INSTRUCTIONS TO FOLLOW:
Check each line of the records below for the string "handle", then state how many lines contain it, with no other output.

Dataset records
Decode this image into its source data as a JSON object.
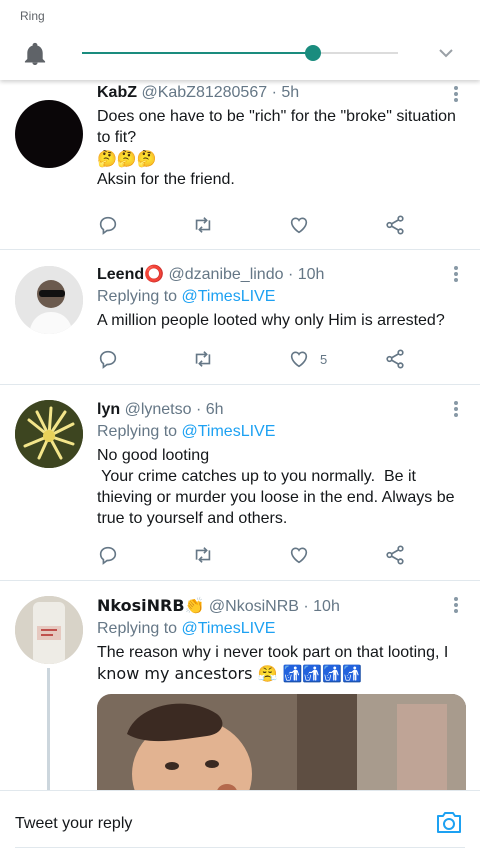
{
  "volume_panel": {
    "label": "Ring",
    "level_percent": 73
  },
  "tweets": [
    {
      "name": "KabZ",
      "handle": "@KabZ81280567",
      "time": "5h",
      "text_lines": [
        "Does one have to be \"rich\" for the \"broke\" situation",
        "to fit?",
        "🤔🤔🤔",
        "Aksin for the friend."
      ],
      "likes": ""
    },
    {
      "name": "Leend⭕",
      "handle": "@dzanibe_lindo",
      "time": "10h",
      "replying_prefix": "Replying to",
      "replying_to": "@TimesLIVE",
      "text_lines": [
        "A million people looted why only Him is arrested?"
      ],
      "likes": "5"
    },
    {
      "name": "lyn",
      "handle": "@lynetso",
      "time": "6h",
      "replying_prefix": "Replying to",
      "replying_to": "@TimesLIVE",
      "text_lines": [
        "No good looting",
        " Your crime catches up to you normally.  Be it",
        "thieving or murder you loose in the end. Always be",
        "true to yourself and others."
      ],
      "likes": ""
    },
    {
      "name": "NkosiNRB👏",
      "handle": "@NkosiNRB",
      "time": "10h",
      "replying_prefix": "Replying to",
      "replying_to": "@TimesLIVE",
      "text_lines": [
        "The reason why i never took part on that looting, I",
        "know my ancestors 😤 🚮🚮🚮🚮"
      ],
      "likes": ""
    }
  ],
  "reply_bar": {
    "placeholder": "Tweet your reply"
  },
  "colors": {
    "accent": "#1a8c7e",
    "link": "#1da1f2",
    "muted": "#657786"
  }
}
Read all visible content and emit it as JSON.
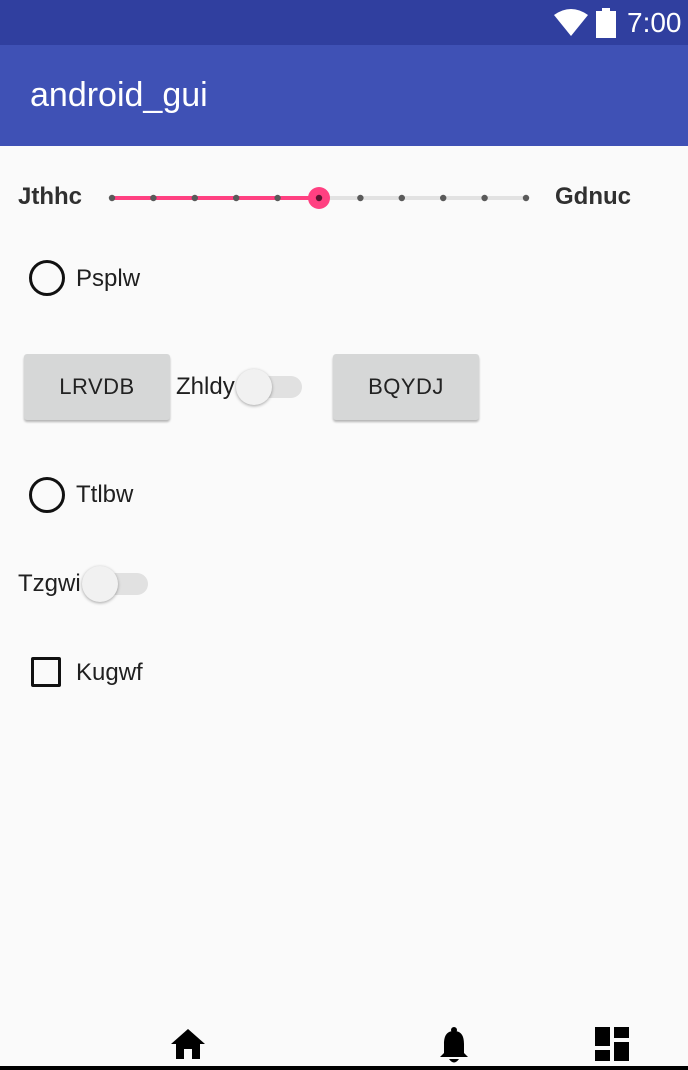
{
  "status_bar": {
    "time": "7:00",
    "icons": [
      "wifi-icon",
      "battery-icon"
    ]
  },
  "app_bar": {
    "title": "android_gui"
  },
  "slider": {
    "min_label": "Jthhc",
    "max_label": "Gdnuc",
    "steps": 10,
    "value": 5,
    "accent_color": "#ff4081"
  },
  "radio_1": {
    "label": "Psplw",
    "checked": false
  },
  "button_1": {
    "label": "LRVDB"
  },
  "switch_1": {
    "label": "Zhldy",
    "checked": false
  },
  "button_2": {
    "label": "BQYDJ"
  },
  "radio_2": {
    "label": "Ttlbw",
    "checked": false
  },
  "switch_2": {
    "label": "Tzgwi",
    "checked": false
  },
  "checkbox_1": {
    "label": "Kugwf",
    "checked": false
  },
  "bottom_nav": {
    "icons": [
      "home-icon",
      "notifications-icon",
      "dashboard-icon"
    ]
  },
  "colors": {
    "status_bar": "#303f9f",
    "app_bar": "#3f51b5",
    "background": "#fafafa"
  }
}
==
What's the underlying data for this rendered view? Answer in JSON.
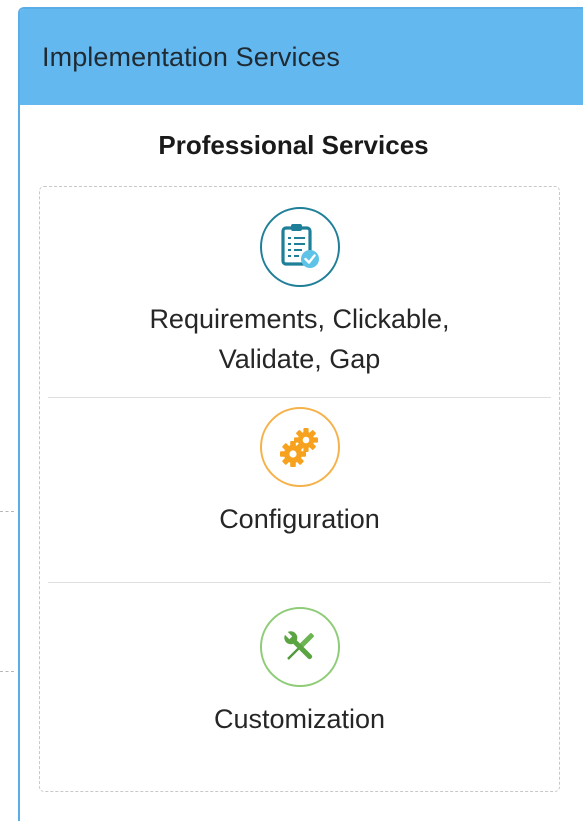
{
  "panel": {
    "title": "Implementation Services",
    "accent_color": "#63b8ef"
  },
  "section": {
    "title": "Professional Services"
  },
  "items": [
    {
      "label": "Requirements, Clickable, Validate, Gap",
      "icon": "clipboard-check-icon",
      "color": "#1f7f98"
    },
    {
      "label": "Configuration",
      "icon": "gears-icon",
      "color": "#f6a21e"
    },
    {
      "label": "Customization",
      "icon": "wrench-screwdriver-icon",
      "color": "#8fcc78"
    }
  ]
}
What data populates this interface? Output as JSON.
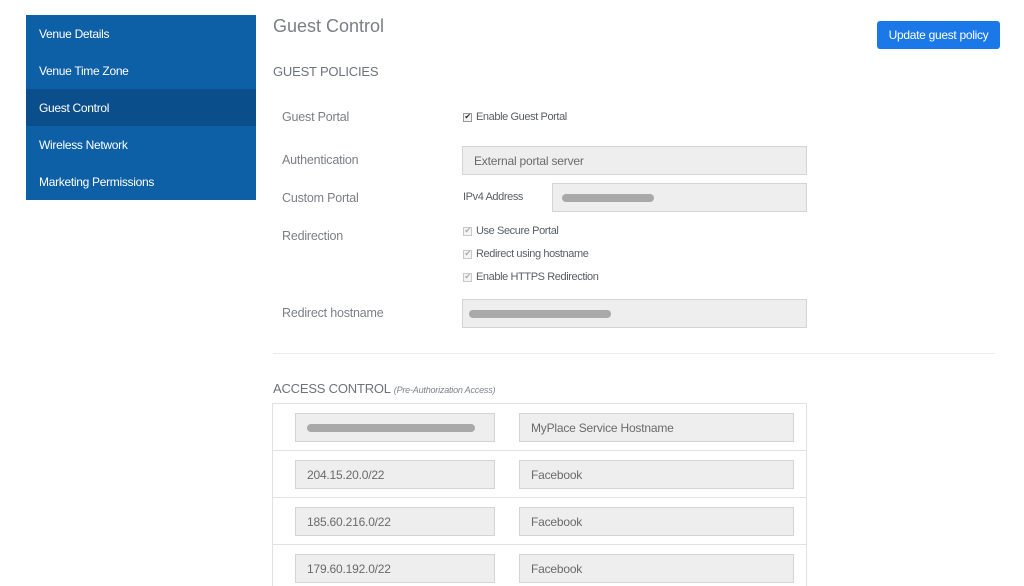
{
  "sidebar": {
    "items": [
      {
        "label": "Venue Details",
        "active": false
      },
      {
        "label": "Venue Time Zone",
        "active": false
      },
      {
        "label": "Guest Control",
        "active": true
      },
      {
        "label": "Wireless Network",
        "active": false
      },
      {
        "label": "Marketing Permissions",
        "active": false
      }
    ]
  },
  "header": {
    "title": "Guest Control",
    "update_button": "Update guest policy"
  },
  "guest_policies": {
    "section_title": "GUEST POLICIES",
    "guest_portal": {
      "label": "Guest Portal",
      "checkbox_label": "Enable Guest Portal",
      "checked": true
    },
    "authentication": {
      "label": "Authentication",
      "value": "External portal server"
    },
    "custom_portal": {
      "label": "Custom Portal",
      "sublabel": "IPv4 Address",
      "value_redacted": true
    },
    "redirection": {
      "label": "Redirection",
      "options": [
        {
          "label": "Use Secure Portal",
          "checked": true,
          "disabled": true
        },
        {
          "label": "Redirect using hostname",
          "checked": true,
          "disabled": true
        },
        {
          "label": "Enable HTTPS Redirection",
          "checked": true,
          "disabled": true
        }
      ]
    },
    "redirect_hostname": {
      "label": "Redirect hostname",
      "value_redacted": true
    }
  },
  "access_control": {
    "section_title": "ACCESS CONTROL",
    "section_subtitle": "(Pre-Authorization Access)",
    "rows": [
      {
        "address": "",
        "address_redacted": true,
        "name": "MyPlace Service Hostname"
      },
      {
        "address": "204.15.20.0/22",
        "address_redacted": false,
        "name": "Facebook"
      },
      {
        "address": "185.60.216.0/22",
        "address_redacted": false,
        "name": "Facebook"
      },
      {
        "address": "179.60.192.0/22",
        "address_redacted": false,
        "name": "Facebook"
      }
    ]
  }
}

SOLUTION FOR THIS EXERCISE:
4